*Material for the task*:
□ □ □ □

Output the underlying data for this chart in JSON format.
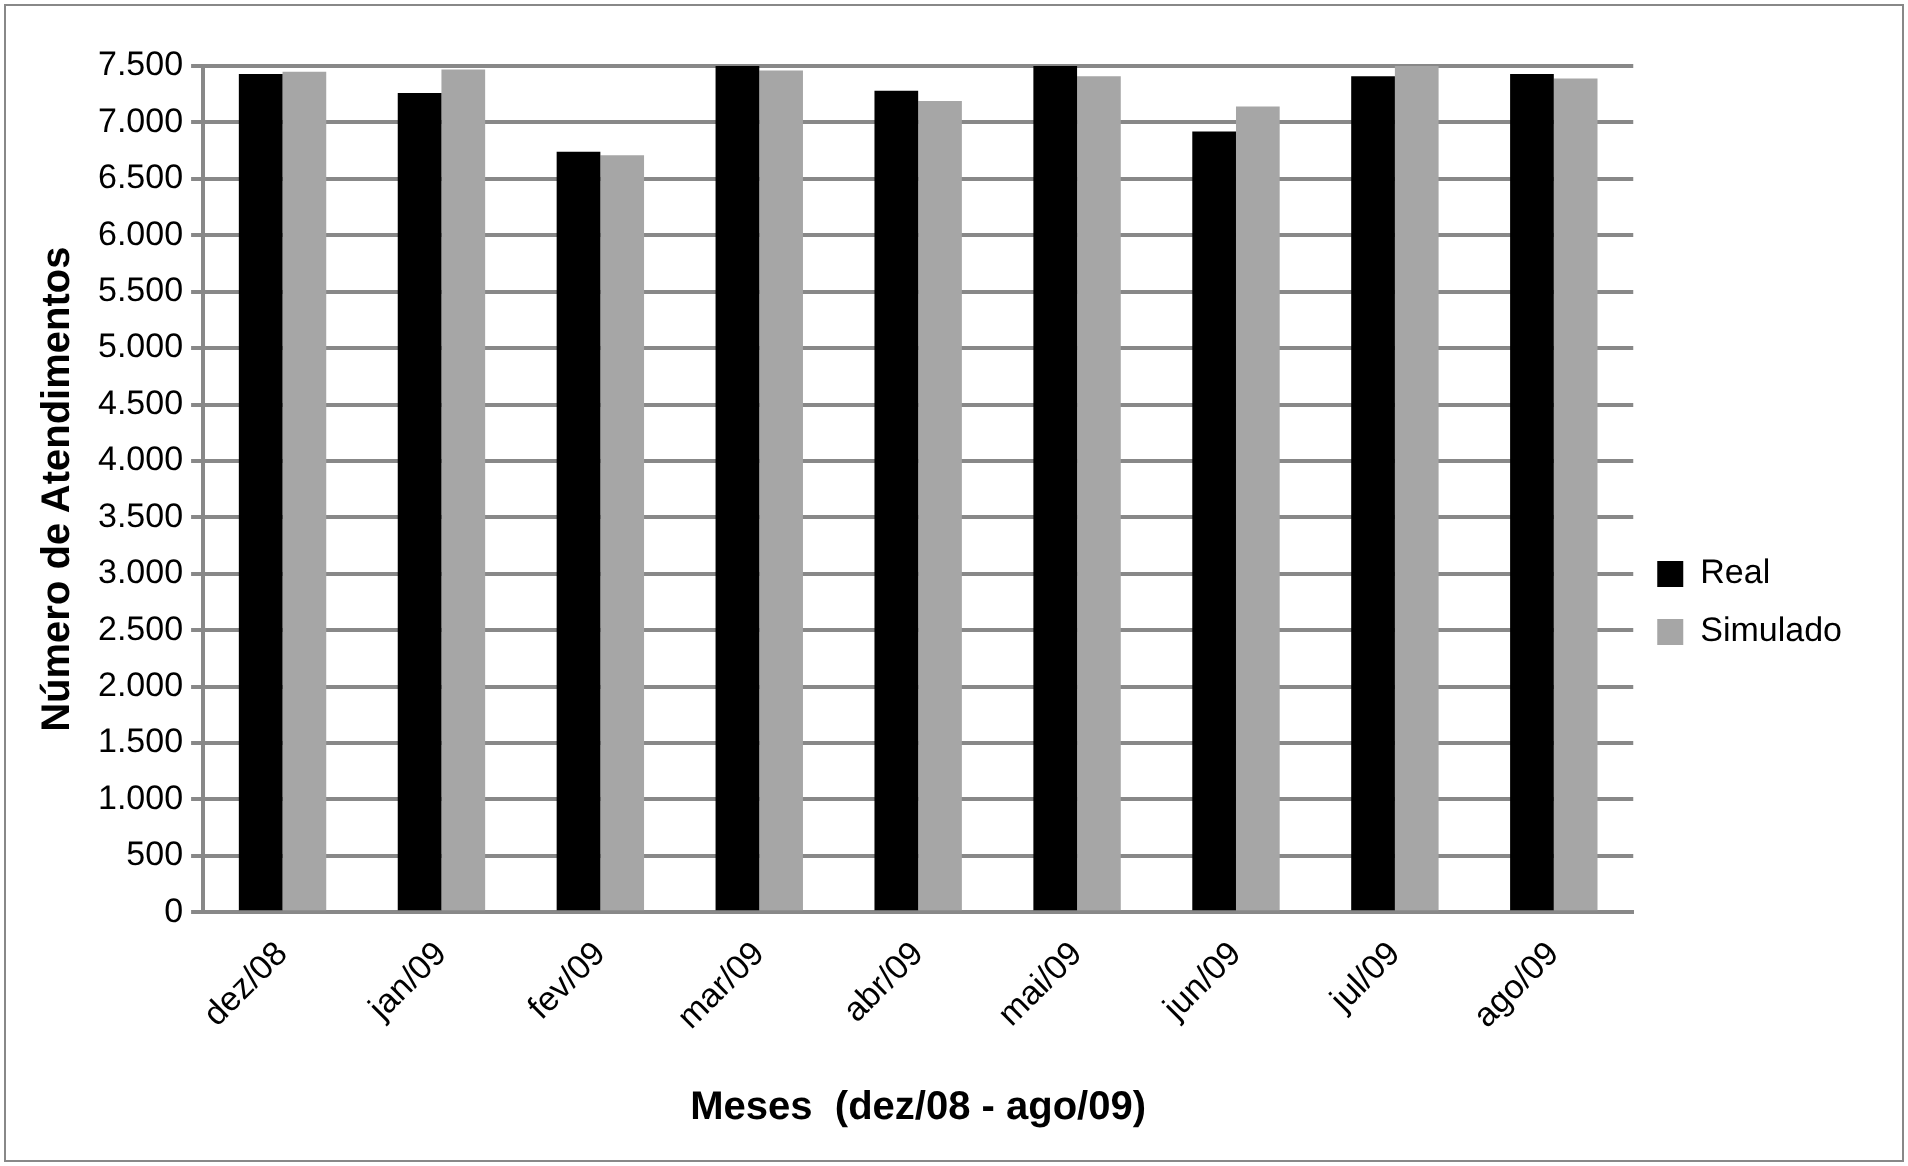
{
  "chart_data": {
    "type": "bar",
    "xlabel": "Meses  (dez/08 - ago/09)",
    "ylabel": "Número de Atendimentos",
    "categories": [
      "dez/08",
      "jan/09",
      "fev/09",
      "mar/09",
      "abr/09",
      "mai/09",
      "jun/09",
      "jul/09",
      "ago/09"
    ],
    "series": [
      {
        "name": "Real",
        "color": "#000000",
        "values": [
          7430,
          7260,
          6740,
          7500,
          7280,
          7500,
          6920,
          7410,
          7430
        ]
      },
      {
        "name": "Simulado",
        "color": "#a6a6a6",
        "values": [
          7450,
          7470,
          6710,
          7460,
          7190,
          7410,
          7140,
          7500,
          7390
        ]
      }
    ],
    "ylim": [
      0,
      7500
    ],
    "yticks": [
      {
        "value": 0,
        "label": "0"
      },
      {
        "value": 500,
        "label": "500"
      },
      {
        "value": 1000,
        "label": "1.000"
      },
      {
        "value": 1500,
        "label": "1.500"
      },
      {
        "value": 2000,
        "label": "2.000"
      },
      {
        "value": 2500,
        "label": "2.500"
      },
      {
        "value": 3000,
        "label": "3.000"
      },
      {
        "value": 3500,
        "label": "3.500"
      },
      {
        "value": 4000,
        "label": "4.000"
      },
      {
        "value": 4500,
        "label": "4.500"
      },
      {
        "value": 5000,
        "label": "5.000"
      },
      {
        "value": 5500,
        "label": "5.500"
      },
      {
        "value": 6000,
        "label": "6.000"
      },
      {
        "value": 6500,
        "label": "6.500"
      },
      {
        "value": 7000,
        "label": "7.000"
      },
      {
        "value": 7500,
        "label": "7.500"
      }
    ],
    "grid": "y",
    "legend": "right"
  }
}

□ □ □ □

*To do*: In this exercise, set down all of the data exactly, without the pictures.

*Task output*:
Output the underlying data for this chart in JSON format.
{
  "chart_data": {
    "type": "bar",
    "xlabel": "Meses  (dez/08 - ago/09)",
    "ylabel": "Número de Atendimentos",
    "categories": [
      "dez/08",
      "jan/09",
      "fev/09",
      "mar/09",
      "abr/09",
      "mai/09",
      "jun/09",
      "jul/09",
      "ago/09"
    ],
    "series": [
      {
        "name": "Real",
        "color": "#000000",
        "values": [
          7430,
          7260,
          6740,
          7500,
          7280,
          7500,
          6920,
          7410,
          7430
        ]
      },
      {
        "name": "Simulado",
        "color": "#a6a6a6",
        "values": [
          7450,
          7470,
          6710,
          7460,
          7190,
          7410,
          7140,
          7500,
          7390
        ]
      }
    ],
    "ylim": [
      0,
      7500
    ],
    "yticks": [
      {
        "value": 0,
        "label": "0"
      },
      {
        "value": 500,
        "label": "500"
      },
      {
        "value": 1000,
        "label": "1.000"
      },
      {
        "value": 1500,
        "label": "1.500"
      },
      {
        "value": 2000,
        "label": "2.000"
      },
      {
        "value": 2500,
        "label": "2.500"
      },
      {
        "value": 3000,
        "label": "3.000"
      },
      {
        "value": 3500,
        "label": "3.500"
      },
      {
        "value": 4000,
        "label": "4.000"
      },
      {
        "value": 4500,
        "label": "4.500"
      },
      {
        "value": 5000,
        "label": "5.000"
      },
      {
        "value": 5500,
        "label": "5.500"
      },
      {
        "value": 6000,
        "label": "6.000"
      },
      {
        "value": 6500,
        "label": "6.500"
      },
      {
        "value": 7000,
        "label": "7.000"
      },
      {
        "value": 7500,
        "label": "7.500"
      }
    ],
    "grid": "y",
    "legend": "right"
  }
}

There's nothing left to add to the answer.